Tally the lines of the listing that contain the word "entire", then give the total and nothing else.

[Dataset items]
▬▬▬▬▬▬
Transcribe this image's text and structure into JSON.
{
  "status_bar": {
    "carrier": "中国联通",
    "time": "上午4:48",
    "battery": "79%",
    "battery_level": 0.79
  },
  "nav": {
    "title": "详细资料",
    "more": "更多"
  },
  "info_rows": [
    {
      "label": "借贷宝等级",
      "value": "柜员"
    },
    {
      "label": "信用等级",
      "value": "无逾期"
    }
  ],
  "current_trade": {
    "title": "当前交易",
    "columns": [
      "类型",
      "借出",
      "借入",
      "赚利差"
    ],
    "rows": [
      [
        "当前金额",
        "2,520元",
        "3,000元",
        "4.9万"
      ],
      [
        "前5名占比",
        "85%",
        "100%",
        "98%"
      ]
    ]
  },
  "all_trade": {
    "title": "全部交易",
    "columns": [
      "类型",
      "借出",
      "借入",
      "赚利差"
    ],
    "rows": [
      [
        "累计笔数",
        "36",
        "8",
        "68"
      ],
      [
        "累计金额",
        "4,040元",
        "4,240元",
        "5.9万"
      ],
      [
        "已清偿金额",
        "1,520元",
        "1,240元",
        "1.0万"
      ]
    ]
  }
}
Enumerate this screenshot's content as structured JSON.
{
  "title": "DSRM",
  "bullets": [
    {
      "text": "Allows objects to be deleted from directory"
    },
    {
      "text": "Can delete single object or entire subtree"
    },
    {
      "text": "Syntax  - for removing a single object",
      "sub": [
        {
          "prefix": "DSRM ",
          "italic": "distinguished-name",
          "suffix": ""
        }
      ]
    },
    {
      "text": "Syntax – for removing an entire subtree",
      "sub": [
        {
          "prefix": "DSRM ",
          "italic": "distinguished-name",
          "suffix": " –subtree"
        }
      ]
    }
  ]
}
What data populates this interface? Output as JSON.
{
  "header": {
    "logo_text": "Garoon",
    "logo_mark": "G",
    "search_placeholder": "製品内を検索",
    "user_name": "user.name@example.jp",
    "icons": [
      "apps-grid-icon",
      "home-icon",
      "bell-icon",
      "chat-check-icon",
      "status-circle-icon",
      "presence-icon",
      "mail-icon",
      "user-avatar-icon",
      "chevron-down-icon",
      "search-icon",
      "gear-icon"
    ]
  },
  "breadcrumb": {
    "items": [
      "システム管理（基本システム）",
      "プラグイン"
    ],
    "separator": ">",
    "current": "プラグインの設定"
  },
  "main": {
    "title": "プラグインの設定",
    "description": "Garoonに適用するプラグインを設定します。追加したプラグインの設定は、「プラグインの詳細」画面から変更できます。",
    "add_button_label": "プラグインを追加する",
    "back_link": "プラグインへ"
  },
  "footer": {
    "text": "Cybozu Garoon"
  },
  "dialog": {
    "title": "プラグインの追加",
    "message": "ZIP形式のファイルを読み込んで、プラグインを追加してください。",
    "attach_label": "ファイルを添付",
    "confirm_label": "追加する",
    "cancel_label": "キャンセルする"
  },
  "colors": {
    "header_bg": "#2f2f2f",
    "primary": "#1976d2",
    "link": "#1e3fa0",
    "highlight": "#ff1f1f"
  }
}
▬▬▬▬▬▬
Output for this exercise: 2